═══ Data lines ═══

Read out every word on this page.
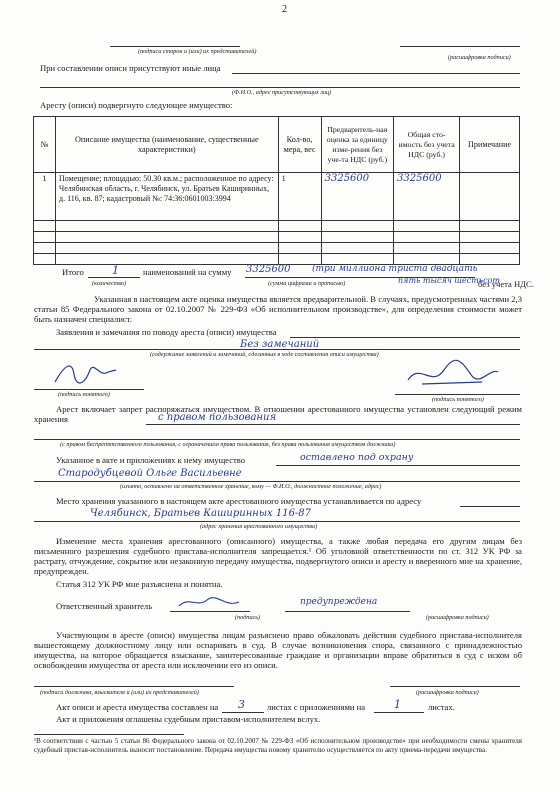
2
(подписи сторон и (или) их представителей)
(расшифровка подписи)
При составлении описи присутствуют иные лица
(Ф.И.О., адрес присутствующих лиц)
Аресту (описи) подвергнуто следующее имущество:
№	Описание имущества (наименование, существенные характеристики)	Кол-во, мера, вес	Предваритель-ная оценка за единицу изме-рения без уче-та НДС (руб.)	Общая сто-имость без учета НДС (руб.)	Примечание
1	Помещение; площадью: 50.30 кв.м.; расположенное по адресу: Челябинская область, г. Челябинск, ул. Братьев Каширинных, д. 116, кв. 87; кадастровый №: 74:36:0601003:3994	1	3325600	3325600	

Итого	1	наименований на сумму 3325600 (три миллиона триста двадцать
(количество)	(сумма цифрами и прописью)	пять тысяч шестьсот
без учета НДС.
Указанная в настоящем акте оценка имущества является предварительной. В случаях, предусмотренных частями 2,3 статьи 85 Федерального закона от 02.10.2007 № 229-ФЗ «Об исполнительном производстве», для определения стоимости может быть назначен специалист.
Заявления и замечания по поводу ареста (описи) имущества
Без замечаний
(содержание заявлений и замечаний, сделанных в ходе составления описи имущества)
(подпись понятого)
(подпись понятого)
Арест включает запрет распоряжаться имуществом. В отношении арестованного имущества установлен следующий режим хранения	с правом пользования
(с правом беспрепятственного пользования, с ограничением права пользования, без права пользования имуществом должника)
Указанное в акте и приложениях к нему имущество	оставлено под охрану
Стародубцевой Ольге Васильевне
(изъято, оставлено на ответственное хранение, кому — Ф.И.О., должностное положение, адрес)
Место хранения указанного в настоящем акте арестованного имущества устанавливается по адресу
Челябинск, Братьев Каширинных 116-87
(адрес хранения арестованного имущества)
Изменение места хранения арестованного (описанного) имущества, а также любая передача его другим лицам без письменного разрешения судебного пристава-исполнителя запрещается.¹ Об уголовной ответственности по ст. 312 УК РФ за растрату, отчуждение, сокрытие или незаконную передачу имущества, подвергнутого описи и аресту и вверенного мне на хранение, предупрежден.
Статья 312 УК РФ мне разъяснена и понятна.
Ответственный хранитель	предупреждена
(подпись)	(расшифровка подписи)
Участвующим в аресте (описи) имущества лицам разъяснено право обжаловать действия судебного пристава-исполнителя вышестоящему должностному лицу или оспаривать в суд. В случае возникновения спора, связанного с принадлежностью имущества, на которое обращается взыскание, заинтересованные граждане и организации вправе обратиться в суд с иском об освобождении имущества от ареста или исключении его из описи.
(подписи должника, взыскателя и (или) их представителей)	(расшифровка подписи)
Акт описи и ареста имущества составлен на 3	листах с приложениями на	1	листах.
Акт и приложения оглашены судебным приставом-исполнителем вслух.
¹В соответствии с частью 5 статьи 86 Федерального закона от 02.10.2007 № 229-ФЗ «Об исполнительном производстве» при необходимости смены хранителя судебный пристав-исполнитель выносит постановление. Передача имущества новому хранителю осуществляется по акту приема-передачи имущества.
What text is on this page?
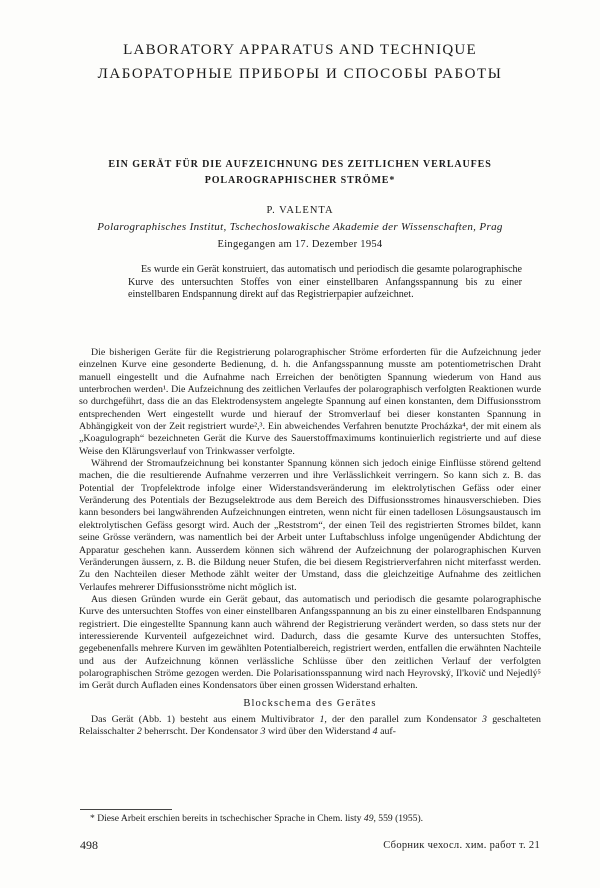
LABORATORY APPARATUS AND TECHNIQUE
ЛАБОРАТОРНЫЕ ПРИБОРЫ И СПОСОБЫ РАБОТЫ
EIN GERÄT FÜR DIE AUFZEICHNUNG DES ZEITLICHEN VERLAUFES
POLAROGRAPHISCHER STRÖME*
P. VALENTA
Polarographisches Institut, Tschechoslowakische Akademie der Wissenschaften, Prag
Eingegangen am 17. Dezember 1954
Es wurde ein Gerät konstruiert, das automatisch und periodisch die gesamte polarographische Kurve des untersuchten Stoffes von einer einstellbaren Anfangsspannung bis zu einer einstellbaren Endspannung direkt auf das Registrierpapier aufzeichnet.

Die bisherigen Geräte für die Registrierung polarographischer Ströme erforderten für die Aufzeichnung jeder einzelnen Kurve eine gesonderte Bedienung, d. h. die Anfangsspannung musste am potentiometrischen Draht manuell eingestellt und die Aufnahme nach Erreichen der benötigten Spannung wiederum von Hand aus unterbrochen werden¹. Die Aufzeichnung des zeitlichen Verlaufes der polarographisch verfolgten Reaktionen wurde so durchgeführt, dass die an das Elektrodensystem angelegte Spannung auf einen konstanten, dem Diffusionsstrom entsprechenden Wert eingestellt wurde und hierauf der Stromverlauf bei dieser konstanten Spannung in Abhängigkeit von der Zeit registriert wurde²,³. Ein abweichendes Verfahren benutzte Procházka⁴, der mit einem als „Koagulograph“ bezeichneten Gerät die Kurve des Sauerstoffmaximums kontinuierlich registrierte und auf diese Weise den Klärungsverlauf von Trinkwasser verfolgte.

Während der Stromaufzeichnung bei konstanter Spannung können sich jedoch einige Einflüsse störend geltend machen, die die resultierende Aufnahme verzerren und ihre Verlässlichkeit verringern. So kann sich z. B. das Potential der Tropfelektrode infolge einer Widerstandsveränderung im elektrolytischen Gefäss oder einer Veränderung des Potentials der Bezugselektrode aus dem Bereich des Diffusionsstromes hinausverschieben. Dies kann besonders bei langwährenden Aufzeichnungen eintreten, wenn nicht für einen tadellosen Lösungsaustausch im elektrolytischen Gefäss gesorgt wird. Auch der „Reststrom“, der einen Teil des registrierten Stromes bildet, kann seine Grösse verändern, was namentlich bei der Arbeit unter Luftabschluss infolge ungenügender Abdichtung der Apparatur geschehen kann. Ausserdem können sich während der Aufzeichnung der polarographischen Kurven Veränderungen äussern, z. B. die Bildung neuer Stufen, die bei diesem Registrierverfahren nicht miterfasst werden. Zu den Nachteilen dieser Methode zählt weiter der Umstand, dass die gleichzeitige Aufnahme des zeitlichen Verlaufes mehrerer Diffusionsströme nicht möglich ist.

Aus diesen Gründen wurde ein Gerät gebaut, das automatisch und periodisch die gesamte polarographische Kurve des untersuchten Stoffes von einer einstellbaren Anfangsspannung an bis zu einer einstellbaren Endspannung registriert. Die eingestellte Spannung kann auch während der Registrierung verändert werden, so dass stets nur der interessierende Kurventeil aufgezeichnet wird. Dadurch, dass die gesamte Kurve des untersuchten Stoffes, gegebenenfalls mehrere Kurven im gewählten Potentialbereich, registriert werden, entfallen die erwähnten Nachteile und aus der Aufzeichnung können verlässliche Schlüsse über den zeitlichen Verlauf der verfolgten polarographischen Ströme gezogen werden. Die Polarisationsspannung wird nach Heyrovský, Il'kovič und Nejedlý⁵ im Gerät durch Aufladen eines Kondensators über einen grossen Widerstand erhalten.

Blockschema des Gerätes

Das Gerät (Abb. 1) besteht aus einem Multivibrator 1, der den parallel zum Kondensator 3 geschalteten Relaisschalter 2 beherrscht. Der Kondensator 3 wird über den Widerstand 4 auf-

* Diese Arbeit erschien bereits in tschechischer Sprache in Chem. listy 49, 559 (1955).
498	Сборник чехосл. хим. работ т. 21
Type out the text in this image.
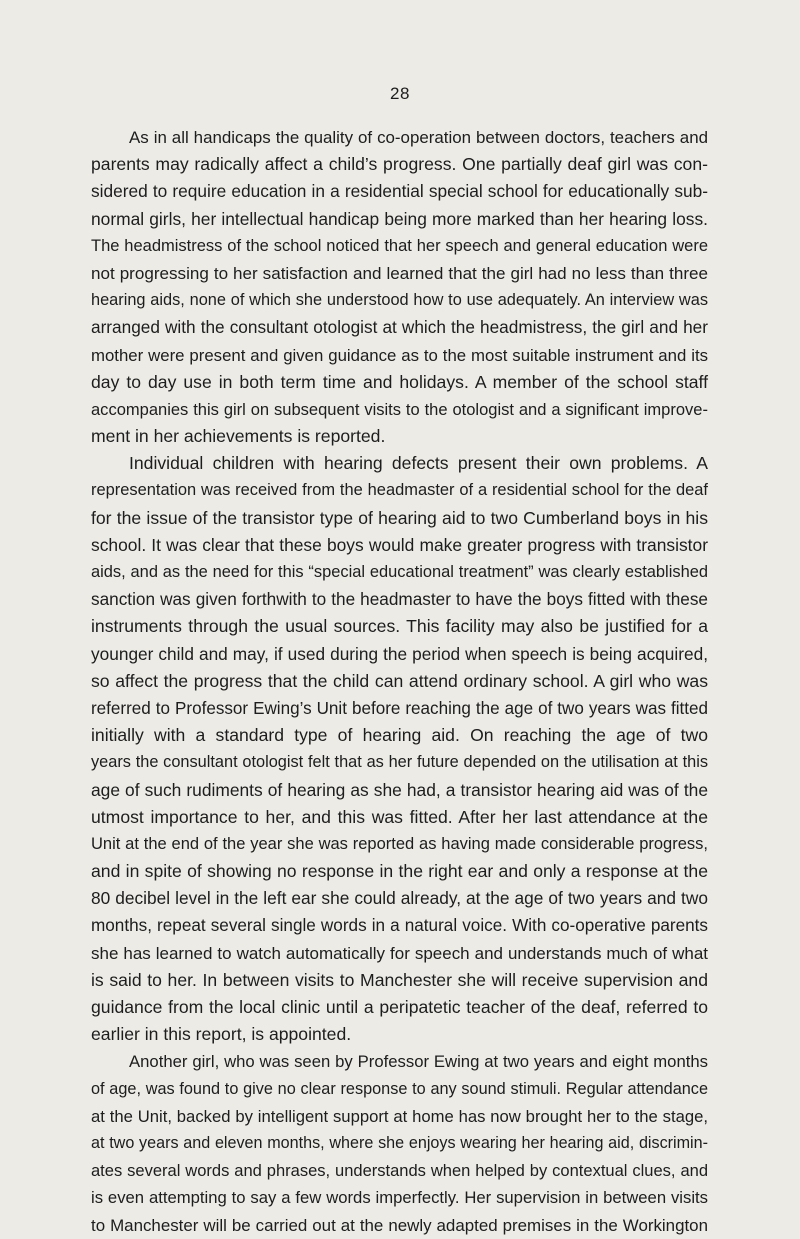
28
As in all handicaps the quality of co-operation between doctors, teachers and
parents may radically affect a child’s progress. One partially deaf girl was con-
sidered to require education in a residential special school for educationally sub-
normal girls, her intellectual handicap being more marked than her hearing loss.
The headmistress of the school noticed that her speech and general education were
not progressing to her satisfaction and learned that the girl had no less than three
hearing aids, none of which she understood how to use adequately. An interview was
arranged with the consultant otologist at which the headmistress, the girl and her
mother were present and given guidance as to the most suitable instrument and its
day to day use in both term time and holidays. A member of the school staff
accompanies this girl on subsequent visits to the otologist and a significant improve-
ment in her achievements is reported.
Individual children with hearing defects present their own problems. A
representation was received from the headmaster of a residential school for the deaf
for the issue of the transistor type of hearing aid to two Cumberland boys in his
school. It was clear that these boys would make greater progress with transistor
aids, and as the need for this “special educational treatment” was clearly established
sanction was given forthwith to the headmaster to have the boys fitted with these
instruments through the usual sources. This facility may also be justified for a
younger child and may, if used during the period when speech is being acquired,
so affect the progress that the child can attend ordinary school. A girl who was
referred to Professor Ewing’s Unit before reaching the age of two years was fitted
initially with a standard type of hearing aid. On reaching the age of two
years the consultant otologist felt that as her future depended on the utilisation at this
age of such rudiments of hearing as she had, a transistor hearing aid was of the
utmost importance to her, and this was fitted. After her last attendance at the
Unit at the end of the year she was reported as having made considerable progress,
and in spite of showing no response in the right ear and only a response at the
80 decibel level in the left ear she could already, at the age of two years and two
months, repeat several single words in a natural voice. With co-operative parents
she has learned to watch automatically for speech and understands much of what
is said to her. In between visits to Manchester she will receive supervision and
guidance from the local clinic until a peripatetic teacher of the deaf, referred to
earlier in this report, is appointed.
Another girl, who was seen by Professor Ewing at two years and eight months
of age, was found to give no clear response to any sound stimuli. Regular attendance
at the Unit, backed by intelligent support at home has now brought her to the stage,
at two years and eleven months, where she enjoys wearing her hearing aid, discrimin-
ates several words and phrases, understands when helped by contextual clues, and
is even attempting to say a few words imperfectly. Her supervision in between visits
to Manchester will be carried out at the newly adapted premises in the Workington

═══

:: Exercise brief ::
Check each line of the records above for the word "Arbeit", then give the number of lines that have it, with no other words.

:: Response to the exercise ::
2